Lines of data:
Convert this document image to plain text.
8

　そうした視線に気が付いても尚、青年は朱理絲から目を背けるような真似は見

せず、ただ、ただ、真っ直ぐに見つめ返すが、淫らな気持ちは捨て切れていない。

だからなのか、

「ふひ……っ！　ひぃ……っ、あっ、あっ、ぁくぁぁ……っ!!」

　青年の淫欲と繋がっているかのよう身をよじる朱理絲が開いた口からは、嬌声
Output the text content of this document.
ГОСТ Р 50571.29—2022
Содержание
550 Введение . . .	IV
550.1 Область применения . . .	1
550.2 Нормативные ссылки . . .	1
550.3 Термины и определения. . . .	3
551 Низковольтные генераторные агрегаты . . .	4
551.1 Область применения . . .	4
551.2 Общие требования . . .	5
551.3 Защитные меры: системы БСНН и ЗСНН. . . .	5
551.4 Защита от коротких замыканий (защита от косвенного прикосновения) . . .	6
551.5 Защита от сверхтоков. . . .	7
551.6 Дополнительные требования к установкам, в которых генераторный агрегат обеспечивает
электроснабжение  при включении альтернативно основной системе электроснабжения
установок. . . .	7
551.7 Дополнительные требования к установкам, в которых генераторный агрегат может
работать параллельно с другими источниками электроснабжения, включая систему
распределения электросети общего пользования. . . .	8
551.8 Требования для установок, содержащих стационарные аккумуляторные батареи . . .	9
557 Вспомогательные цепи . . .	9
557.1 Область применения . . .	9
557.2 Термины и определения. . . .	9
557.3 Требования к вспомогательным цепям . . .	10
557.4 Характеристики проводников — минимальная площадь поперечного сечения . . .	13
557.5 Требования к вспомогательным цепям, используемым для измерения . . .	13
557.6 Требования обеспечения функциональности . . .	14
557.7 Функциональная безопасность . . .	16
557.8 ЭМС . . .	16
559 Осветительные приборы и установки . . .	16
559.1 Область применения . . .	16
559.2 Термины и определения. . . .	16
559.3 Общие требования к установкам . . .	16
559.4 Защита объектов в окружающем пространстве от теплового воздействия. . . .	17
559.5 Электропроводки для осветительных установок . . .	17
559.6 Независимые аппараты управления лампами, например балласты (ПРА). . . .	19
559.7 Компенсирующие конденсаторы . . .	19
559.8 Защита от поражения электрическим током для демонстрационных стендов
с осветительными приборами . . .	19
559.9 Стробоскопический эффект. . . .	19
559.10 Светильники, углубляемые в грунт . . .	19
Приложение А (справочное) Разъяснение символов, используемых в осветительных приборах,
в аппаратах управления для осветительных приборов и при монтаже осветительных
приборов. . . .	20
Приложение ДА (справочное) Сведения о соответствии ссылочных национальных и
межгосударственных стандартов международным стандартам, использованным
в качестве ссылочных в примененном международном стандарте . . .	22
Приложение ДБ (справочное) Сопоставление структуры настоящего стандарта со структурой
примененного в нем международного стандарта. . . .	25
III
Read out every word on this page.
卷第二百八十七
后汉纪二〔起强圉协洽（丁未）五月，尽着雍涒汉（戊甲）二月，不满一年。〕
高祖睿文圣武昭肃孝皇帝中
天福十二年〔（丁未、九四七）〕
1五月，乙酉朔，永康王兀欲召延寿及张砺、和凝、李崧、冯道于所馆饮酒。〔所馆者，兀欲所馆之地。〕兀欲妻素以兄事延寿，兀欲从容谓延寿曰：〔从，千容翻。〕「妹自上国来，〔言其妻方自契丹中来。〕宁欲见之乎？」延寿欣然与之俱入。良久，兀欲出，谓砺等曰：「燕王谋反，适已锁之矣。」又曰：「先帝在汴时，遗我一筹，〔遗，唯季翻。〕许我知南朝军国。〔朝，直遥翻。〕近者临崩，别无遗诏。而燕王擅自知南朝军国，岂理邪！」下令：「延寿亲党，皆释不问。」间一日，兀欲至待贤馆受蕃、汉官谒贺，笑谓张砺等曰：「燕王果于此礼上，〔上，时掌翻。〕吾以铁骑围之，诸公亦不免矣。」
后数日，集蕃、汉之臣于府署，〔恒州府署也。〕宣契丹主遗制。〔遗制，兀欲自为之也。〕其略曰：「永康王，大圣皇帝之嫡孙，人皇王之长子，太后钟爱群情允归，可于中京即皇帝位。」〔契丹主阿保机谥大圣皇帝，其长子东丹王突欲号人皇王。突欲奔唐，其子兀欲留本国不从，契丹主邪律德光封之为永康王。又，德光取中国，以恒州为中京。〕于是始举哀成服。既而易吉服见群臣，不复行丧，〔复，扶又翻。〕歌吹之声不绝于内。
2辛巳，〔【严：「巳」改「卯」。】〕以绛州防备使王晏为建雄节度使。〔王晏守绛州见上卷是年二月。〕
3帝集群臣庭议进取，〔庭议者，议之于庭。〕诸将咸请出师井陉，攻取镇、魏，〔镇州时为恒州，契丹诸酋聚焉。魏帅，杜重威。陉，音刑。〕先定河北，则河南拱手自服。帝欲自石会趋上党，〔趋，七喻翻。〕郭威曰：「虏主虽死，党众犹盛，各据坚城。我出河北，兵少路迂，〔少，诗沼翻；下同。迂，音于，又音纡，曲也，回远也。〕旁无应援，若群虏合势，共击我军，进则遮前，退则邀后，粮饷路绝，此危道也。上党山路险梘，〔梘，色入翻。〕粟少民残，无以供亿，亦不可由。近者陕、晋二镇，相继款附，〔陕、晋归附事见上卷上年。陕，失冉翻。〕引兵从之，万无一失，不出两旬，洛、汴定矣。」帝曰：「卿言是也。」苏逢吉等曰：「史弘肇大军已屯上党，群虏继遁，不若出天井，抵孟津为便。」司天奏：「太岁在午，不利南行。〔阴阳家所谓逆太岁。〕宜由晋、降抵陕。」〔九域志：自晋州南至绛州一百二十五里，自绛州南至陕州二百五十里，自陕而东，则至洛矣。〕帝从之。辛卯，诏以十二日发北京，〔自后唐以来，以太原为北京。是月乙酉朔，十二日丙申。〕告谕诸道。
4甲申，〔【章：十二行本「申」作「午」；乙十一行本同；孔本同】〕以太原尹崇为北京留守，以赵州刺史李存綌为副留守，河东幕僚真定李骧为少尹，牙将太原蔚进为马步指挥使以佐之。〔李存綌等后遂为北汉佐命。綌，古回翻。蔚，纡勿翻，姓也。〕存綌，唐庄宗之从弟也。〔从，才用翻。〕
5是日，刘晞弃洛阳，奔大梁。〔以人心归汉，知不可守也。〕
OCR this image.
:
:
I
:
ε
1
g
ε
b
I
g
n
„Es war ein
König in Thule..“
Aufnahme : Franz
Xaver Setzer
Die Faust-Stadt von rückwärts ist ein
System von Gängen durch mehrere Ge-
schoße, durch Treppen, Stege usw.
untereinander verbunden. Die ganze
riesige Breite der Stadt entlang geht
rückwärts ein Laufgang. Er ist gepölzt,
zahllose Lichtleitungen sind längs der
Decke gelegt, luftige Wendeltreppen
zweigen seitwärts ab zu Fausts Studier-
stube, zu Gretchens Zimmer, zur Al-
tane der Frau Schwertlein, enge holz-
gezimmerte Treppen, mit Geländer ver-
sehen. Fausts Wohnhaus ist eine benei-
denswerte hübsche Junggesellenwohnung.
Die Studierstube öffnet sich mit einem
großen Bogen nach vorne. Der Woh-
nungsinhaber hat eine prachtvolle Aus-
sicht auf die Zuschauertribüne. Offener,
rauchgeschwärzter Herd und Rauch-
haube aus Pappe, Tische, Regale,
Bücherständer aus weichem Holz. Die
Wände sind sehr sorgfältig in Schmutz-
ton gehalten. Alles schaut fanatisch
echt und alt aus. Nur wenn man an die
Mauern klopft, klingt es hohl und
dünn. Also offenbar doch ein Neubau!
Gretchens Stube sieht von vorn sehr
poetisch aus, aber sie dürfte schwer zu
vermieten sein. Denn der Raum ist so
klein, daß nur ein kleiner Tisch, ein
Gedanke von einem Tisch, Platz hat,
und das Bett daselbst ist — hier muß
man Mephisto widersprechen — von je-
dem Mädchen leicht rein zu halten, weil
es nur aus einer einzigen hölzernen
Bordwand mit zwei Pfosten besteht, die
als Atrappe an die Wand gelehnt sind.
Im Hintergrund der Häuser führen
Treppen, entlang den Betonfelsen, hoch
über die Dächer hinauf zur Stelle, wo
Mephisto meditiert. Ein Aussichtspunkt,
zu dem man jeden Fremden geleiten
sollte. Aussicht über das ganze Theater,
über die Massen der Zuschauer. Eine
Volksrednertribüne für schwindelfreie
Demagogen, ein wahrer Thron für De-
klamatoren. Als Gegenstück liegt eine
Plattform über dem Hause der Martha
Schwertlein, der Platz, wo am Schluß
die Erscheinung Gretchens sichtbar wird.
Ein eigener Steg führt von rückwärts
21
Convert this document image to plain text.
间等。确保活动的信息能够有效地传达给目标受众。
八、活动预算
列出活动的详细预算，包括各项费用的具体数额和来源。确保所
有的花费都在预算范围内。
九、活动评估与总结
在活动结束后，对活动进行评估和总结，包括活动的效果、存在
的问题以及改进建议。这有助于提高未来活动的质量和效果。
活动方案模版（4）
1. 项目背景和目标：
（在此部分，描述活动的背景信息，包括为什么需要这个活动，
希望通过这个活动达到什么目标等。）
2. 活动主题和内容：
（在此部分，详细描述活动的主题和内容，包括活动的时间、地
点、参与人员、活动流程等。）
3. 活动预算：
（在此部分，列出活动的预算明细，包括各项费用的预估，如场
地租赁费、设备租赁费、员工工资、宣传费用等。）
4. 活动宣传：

WHAT THIS TASK INVOLVES:
List all lines in the material containing the string "применения".

RESULT:
550.1 Область применения . . .	1
551.1 Область применения . . .	4
557.1 Область применения . . .	9
559.1 Область применения . . .	16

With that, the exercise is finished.